• [Exercise]: Go through the listing and copy each line with the string "Фамилия".

• [Material for this exercise]:
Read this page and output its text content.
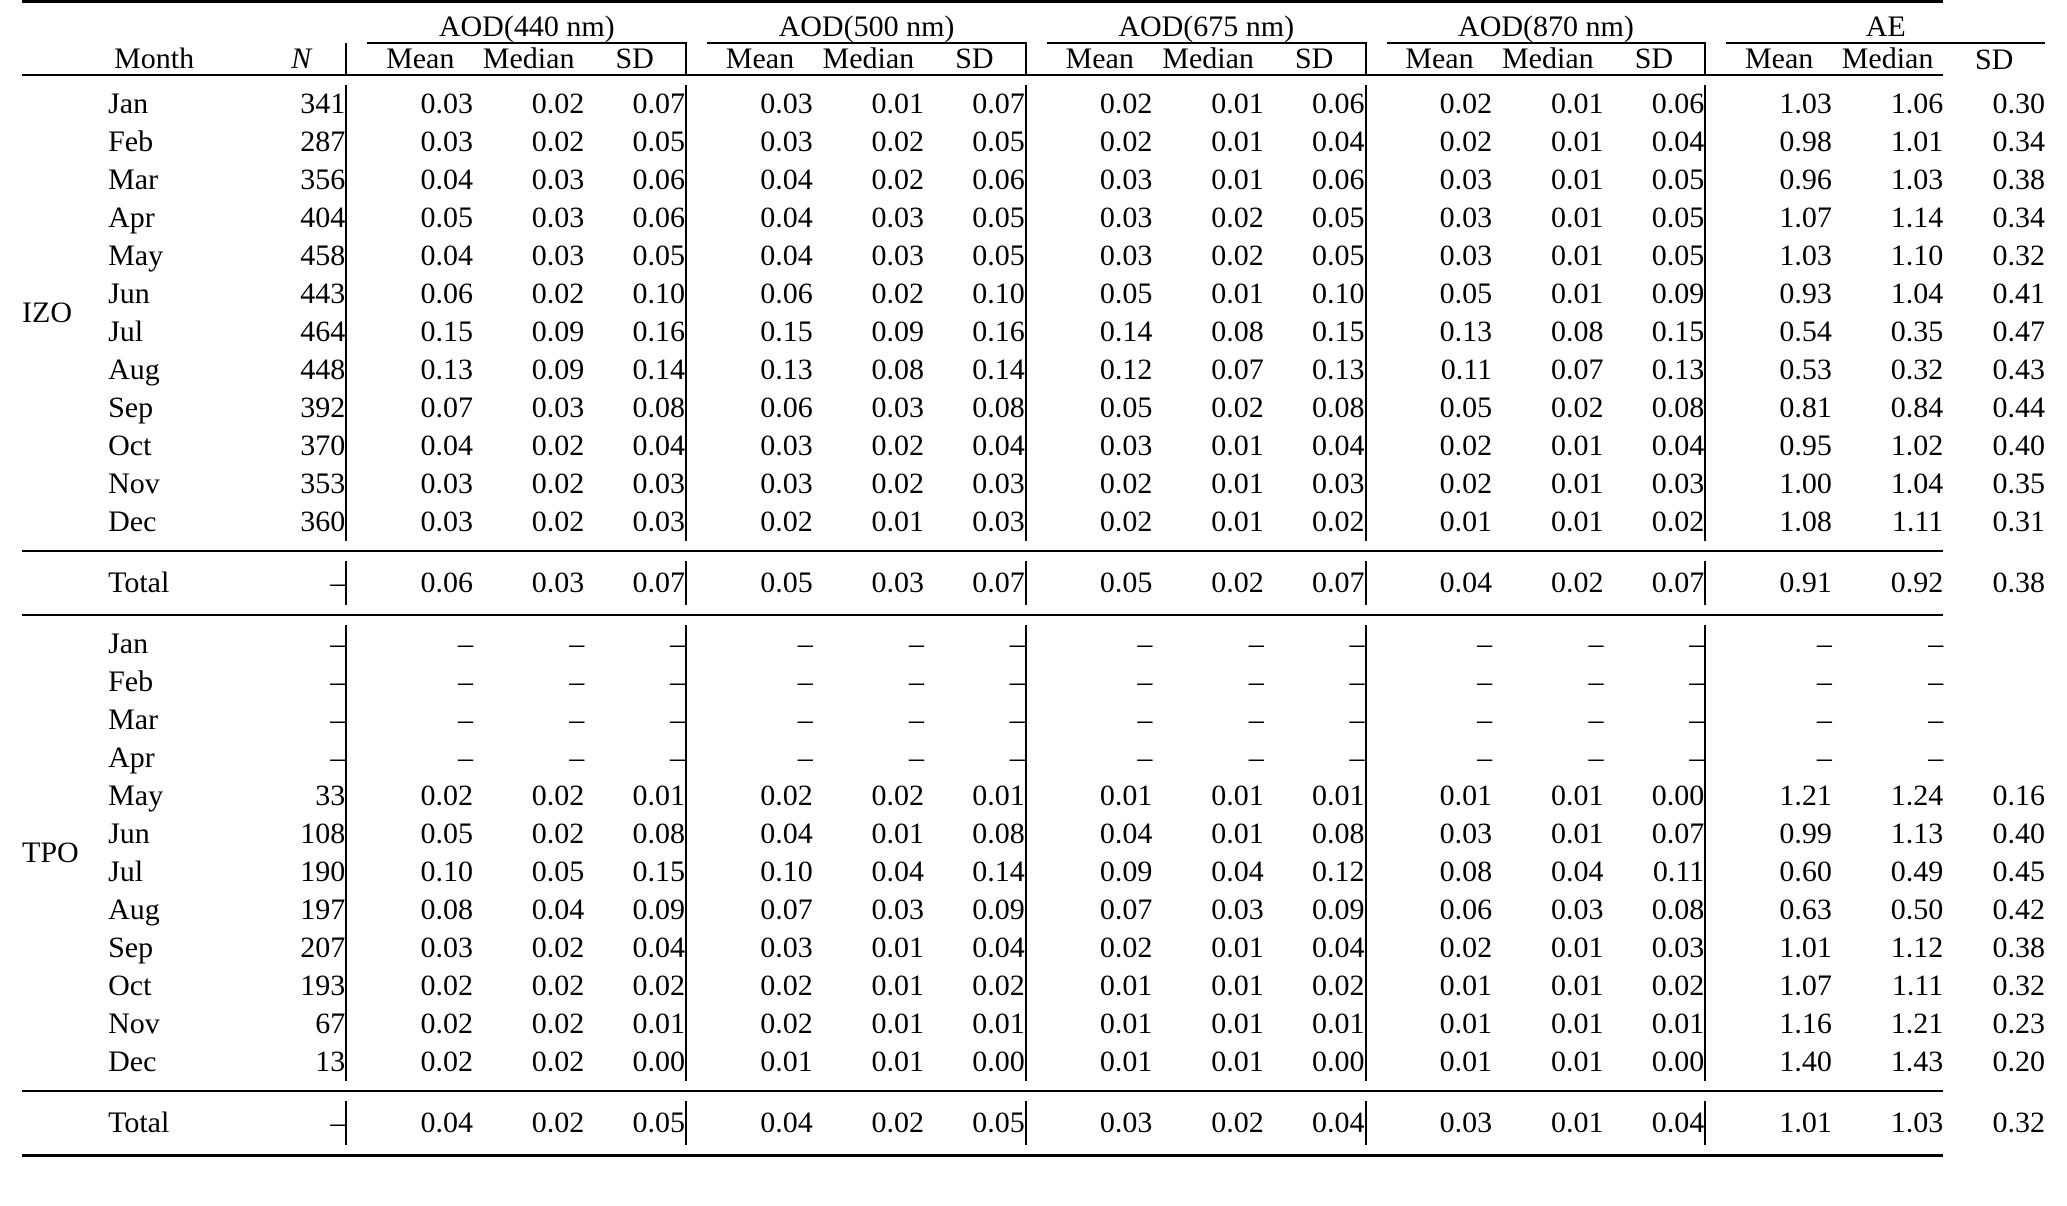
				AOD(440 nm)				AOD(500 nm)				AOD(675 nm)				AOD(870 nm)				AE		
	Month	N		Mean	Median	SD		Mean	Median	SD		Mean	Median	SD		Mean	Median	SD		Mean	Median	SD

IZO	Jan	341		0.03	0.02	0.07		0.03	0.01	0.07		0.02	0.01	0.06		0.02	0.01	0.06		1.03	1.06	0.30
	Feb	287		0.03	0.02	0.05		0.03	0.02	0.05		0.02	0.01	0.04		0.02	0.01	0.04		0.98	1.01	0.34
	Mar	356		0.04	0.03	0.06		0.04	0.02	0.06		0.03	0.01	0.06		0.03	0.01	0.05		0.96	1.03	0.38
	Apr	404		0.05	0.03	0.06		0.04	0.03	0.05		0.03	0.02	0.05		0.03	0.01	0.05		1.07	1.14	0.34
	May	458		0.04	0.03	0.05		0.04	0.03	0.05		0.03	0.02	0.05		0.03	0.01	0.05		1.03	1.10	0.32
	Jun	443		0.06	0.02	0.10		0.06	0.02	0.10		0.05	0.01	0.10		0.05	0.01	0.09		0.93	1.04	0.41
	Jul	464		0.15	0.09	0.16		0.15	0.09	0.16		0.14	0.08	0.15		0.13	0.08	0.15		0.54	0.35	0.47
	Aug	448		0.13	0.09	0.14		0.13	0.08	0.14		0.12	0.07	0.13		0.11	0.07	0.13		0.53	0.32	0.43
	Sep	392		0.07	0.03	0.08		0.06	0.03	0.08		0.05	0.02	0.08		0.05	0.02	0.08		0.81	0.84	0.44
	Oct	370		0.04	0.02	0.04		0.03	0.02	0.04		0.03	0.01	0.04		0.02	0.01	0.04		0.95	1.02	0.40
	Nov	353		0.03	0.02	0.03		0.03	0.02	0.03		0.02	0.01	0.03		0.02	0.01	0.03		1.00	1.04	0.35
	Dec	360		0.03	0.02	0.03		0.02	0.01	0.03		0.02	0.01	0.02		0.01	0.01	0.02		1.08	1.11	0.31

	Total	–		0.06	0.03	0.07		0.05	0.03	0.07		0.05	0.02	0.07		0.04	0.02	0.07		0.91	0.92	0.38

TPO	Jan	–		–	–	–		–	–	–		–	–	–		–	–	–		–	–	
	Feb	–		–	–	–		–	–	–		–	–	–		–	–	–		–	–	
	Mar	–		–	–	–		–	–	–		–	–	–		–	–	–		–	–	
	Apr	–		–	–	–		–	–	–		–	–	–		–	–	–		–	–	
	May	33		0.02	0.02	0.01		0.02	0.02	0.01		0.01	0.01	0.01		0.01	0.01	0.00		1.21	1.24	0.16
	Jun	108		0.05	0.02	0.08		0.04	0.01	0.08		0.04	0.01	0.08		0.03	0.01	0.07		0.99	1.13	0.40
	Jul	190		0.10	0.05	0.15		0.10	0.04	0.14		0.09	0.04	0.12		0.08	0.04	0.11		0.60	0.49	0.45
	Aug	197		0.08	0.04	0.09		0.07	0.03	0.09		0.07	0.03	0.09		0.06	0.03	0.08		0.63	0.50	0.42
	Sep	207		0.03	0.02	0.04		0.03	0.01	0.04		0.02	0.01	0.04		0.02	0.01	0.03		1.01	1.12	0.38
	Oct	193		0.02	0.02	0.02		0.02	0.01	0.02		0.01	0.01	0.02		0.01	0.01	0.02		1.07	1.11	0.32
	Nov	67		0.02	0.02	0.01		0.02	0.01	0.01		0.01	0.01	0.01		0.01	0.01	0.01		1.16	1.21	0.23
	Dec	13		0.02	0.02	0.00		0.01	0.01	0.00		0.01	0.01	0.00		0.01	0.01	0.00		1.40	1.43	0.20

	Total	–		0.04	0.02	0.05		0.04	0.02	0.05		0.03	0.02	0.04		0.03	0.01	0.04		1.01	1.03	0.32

...

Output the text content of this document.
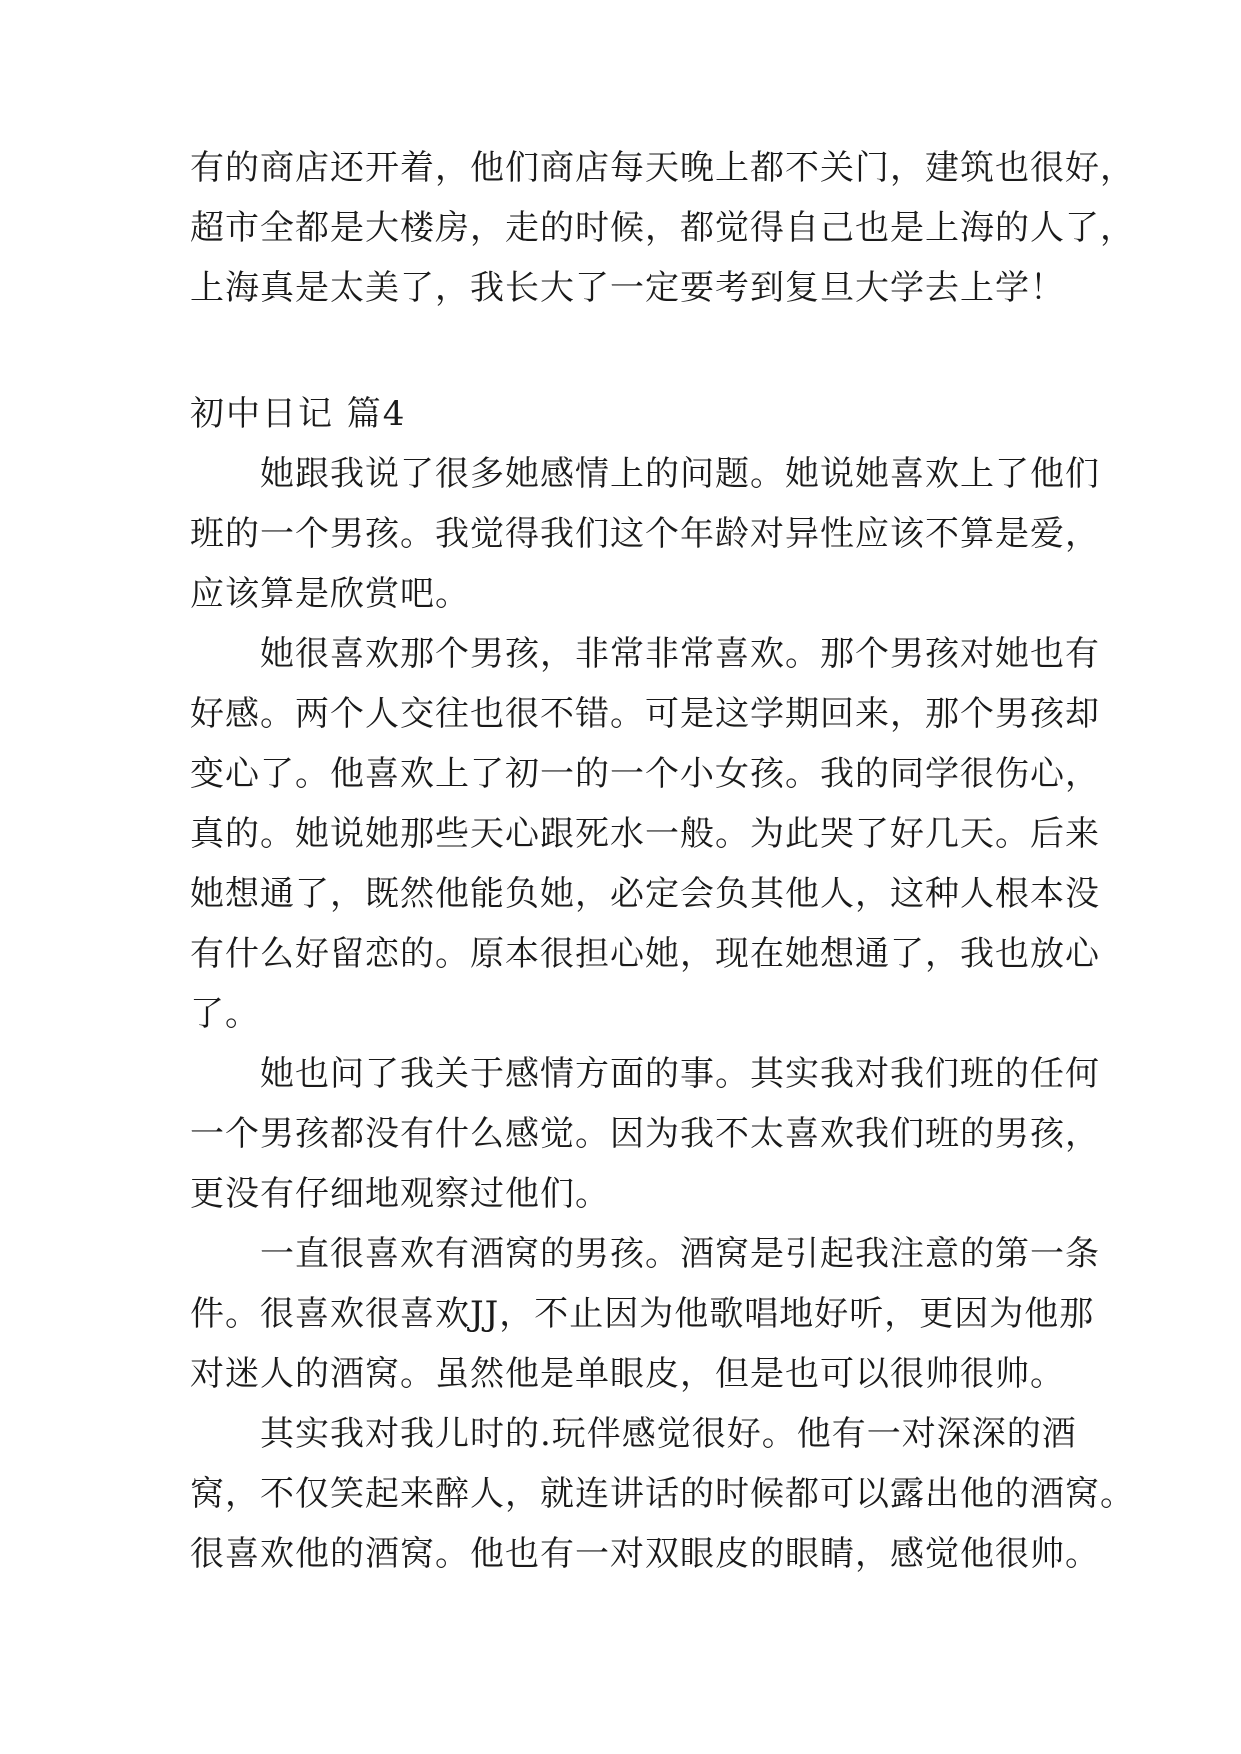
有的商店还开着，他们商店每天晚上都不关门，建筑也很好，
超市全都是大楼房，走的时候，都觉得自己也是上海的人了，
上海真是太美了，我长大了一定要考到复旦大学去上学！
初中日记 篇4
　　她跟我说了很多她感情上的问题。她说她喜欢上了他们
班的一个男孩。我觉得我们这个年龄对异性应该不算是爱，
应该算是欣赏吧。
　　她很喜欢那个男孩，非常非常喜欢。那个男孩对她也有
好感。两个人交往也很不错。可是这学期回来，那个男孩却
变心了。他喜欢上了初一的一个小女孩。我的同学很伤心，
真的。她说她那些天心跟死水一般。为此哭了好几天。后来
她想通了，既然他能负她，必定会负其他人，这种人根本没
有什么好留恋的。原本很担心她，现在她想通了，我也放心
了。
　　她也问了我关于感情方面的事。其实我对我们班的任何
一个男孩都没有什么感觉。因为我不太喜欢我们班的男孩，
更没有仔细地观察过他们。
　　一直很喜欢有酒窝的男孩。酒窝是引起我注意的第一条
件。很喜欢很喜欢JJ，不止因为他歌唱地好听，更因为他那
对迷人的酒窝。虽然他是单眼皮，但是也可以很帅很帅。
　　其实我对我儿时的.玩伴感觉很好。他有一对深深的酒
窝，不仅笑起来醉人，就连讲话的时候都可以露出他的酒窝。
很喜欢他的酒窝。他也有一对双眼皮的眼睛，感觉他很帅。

...

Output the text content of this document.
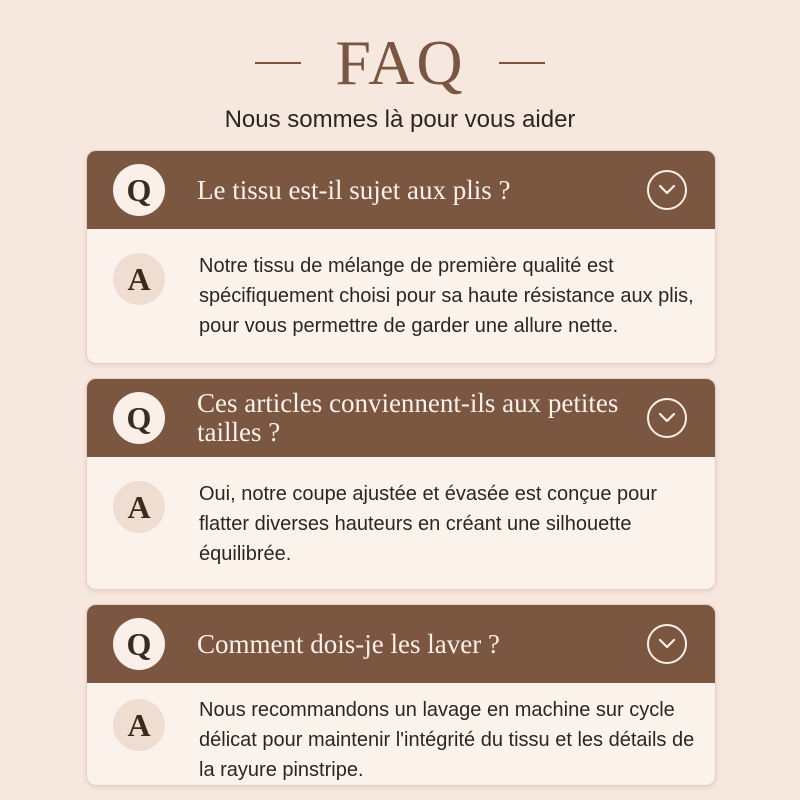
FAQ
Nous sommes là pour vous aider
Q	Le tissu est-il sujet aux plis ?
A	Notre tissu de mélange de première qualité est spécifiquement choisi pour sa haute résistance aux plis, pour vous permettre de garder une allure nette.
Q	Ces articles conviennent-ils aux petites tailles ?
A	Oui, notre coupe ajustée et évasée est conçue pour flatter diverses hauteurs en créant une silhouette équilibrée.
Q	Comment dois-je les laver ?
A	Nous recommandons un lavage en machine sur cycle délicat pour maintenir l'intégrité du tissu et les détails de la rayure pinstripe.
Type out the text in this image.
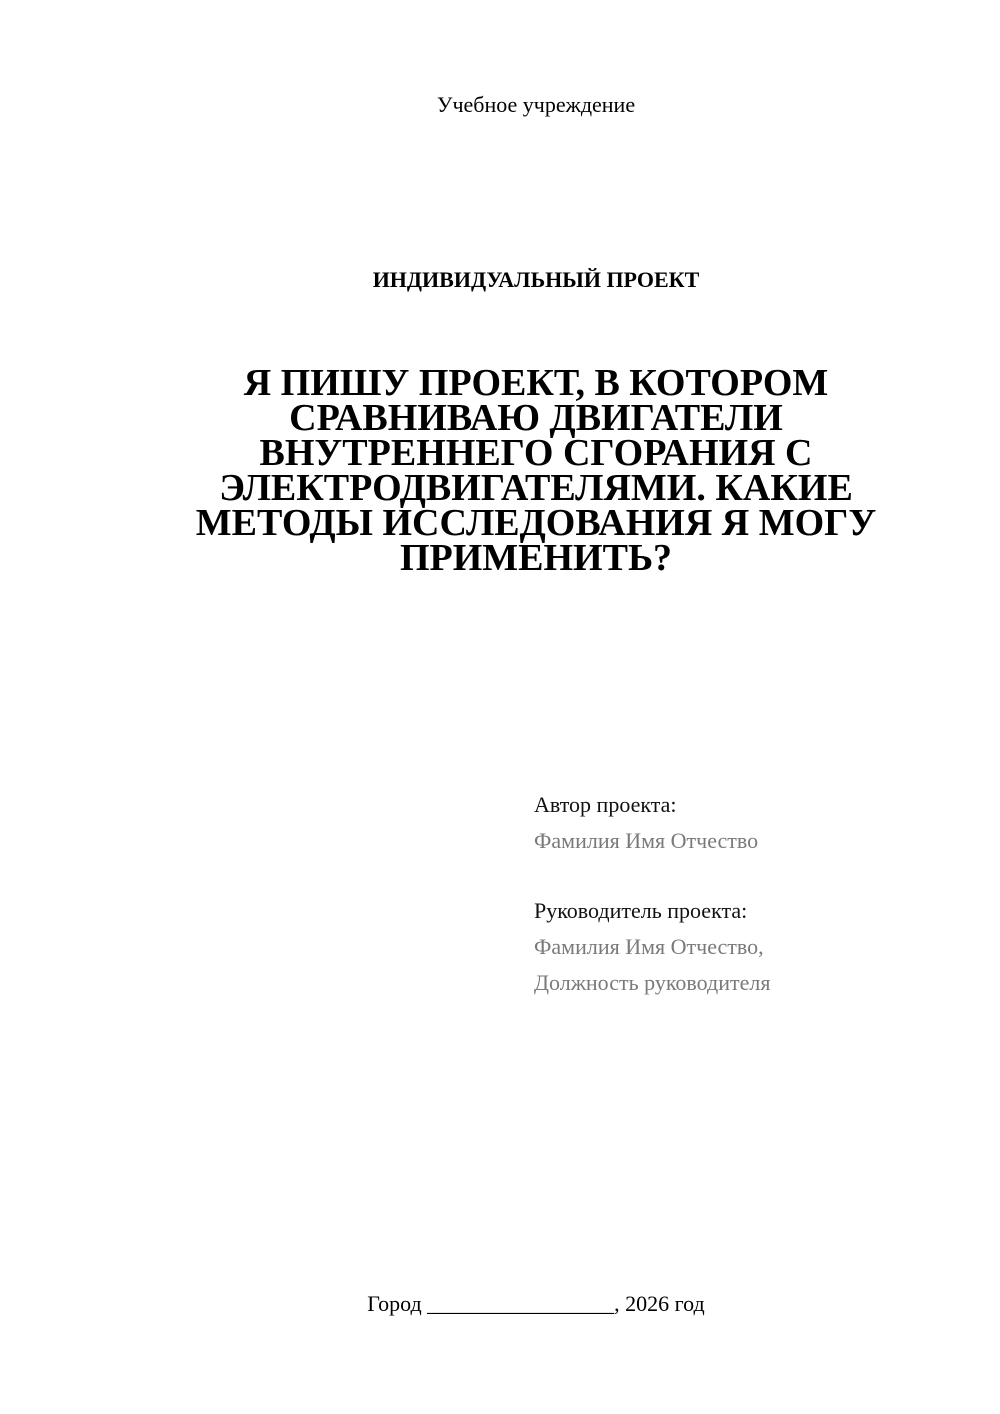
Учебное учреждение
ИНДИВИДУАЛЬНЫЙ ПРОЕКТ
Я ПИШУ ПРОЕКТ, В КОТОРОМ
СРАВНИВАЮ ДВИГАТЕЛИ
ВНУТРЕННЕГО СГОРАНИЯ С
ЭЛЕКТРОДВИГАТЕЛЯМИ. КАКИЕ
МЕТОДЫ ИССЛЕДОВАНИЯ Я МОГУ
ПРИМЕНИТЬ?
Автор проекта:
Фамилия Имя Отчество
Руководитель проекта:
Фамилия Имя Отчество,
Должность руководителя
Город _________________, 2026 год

• [The result]:
Фамилия Имя Отчество
Фамилия Имя Отчество,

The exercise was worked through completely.